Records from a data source
--- --- ---
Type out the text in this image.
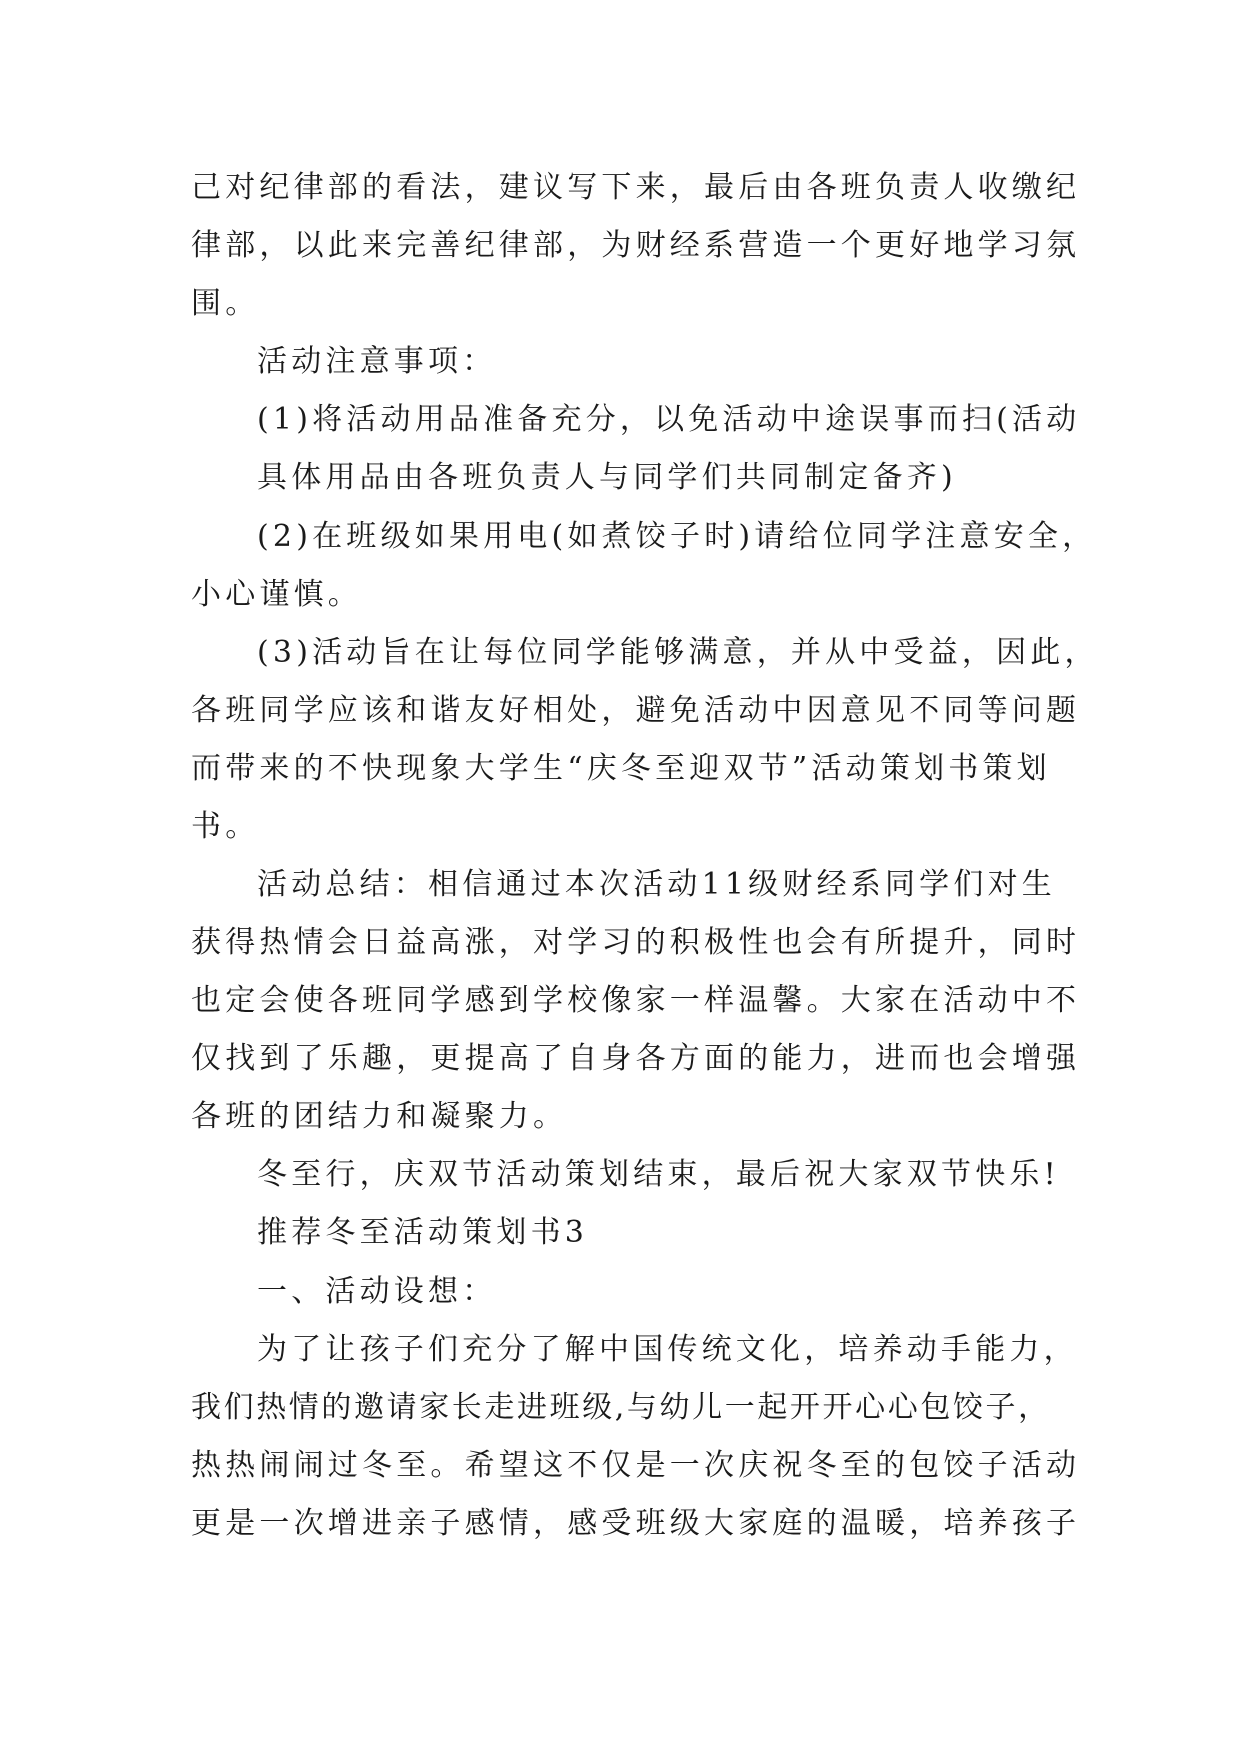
己对纪律部的看法，建议写下来，最后由各班负责人收缴纪
律部，以此来完善纪律部，为财经系营造一个更好地学习氛
围。
活动注意事项：
(1)将活动用品准备充分，以免活动中途误事而扫(活动
具体用品由各班负责人与同学们共同制定备齐)
(2)在班级如果用电(如煮饺子时)请给位同学注意安全，
小心谨慎。
(3)活动旨在让每位同学能够满意，并从中受益，因此，
各班同学应该和谐友好相处，避免活动中因意见不同等问题
而带来的不快现象大学生“庆冬至迎双节”活动策划书策划
书。
活动总结：相信通过本次活动11级财经系同学们对生
获得热情会日益高涨，对学习的积极性也会有所提升，同时
也定会使各班同学感到学校像家一样温馨。大家在活动中不
仅找到了乐趣，更提高了自身各方面的能力，进而也会增强
各班的团结力和凝聚力。
冬至行，庆双节活动策划结束，最后祝大家双节快乐!
推荐冬至活动策划书3
一、活动设想：
为了让孩子们充分了解中国传统文化，培养动手能力，
我们热情的邀请家长走进班级,与幼儿一起开开心心包饺子，
热热闹闹过冬至。希望这不仅是一次庆祝冬至的包饺子活动
更是一次增进亲子感情，感受班级大家庭的温暖，培养孩子
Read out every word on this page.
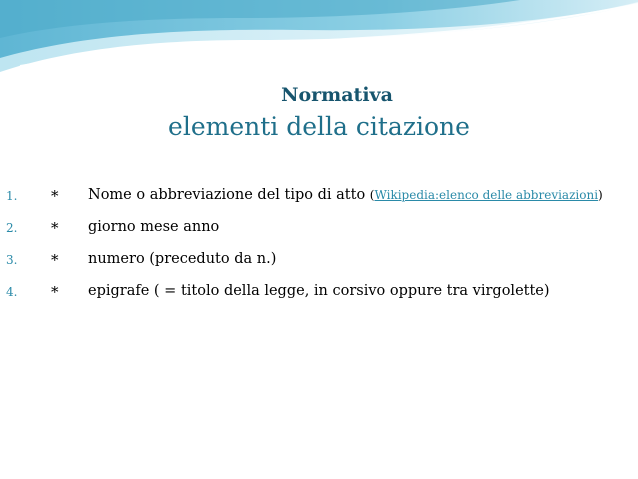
Normativa
elementi della citazione
1. * Nome o abbreviazione del tipo di atto (Wikipedia:elenco delle abbreviazioni)
2. * giorno mese anno
3. * numero (preceduto da n.)
4. * epigrafe ( = titolo della legge, in corsivo oppure tra virgolette)
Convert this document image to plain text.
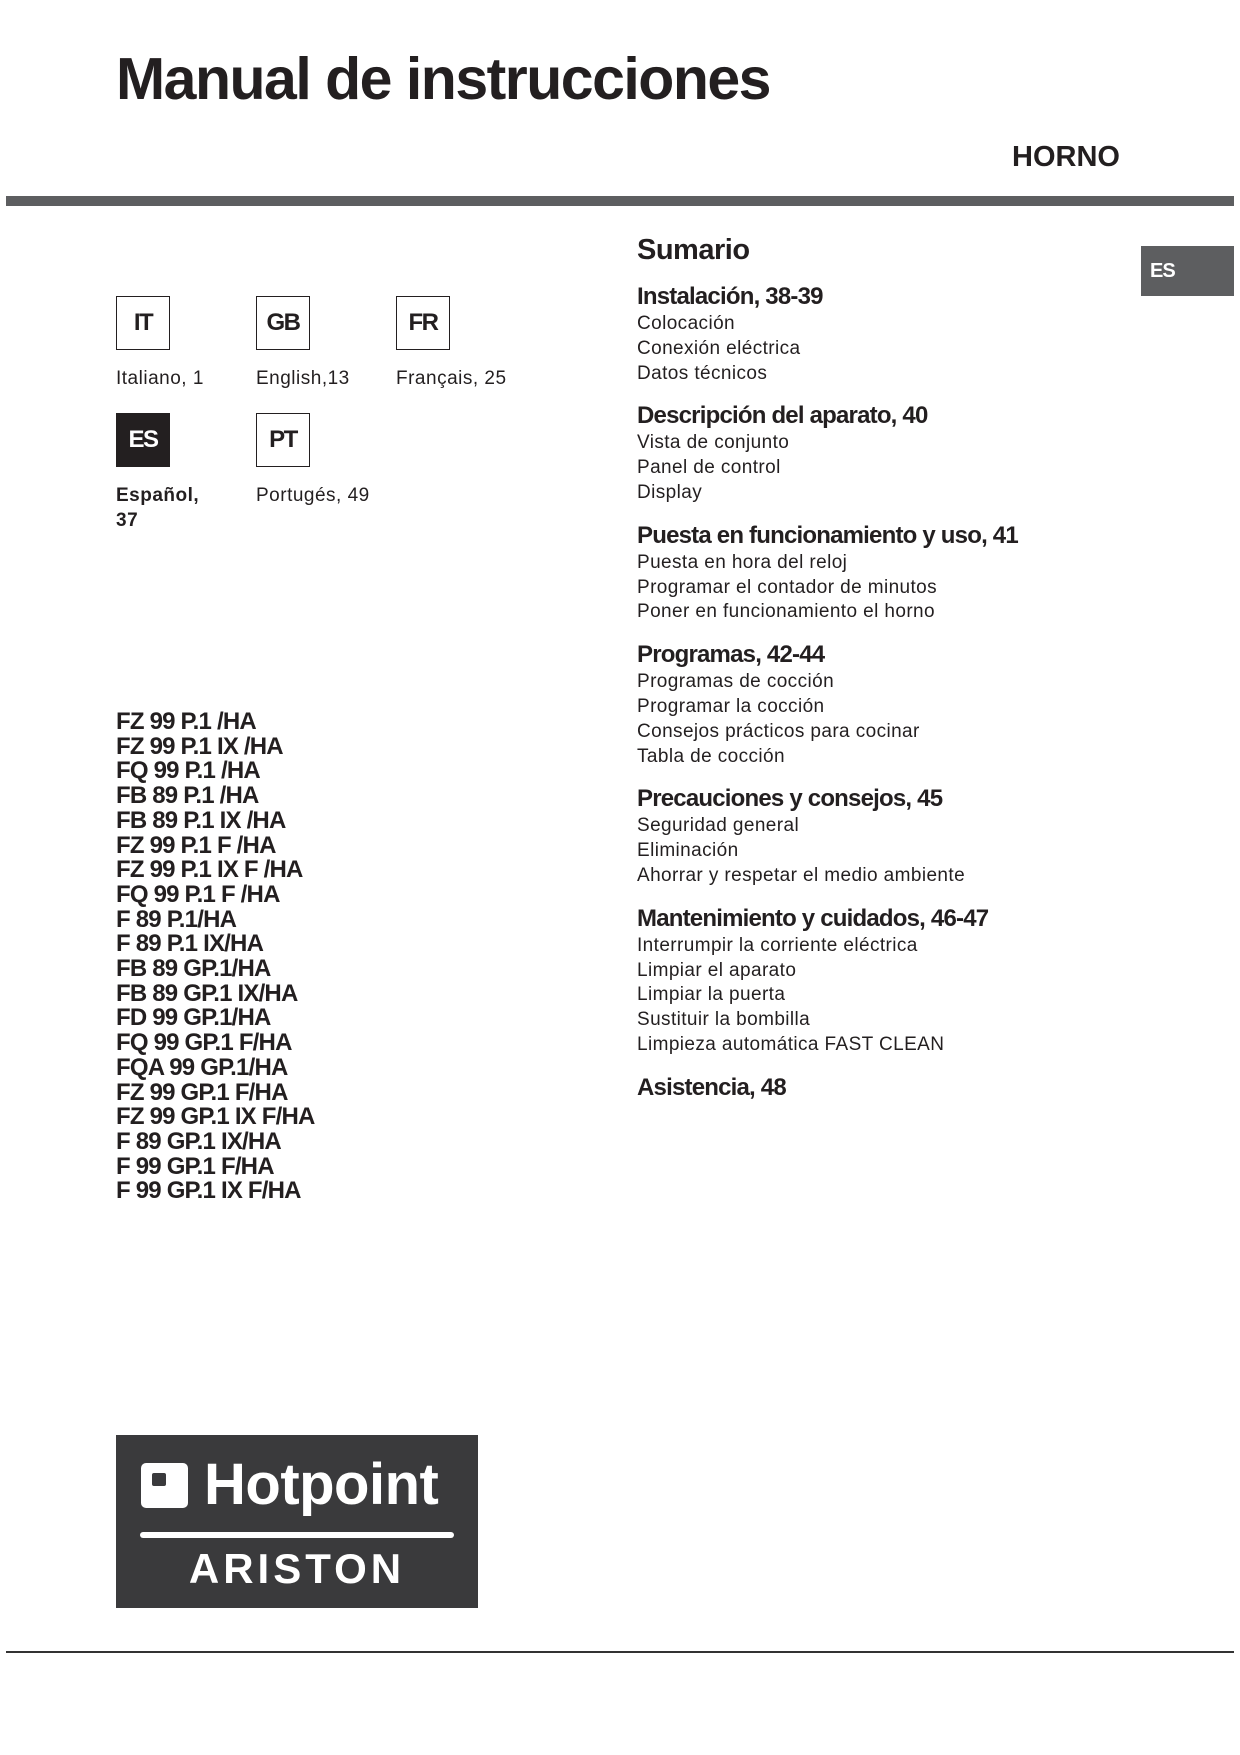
Manual de instrucciones
HORNO
ES
IT
Italiano, 1
GB
English,13
FR
Français, 25
ES
Español, 37
PT
Portugés, 49
FZ 99 P.1 /HA
FZ 99 P.1 IX /HA
FQ 99 P.1 /HA
FB 89 P.1 /HA
FB 89 P.1 IX /HA
FZ 99 P.1 F /HA
FZ 99 P.1 IX F /HA
FQ 99 P.1 F /HA
F 89 P.1/HA
F 89 P.1 IX/HA
FB 89 GP.1/HA
FB 89 GP.1 IX/HA
FD 99 GP.1/HA
FQ 99 GP.1 F/HA
FQA 99 GP.1/HA
FZ 99 GP.1 F/HA
FZ 99 GP.1 IX F/HA
F 89 GP.1 IX/HA
F 99 GP.1 F/HA
F 99 GP.1 IX F/HA
Sumario
Instalación, 38-39
Colocación
Conexión eléctrica
Datos técnicos
Descripción del aparato, 40
Vista de conjunto
Panel de control
Display
Puesta en funcionamiento y uso, 41
Puesta en hora del reloj
Programar el contador de minutos
Poner en funcionamiento el horno
Programas, 42-44
Programas de cocción
Programar la cocción
Consejos prácticos para cocinar
Tabla de cocción
Precauciones y consejos, 45
Seguridad general
Eliminación
Ahorrar y respetar el medio ambiente
Mantenimiento y cuidados, 46-47
Interrumpir la corriente eléctrica
Limpiar el aparato
Limpiar la puerta
Sustituir la bombilla
Limpieza automática FAST CLEAN
Asistencia, 48
Hotpoint
ARISTON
--- --- ---
## What the exercise asks
Look through the data and show every line containing "image".

## Finished exercise
Type out the text in this image.
Convert this document image to plain text.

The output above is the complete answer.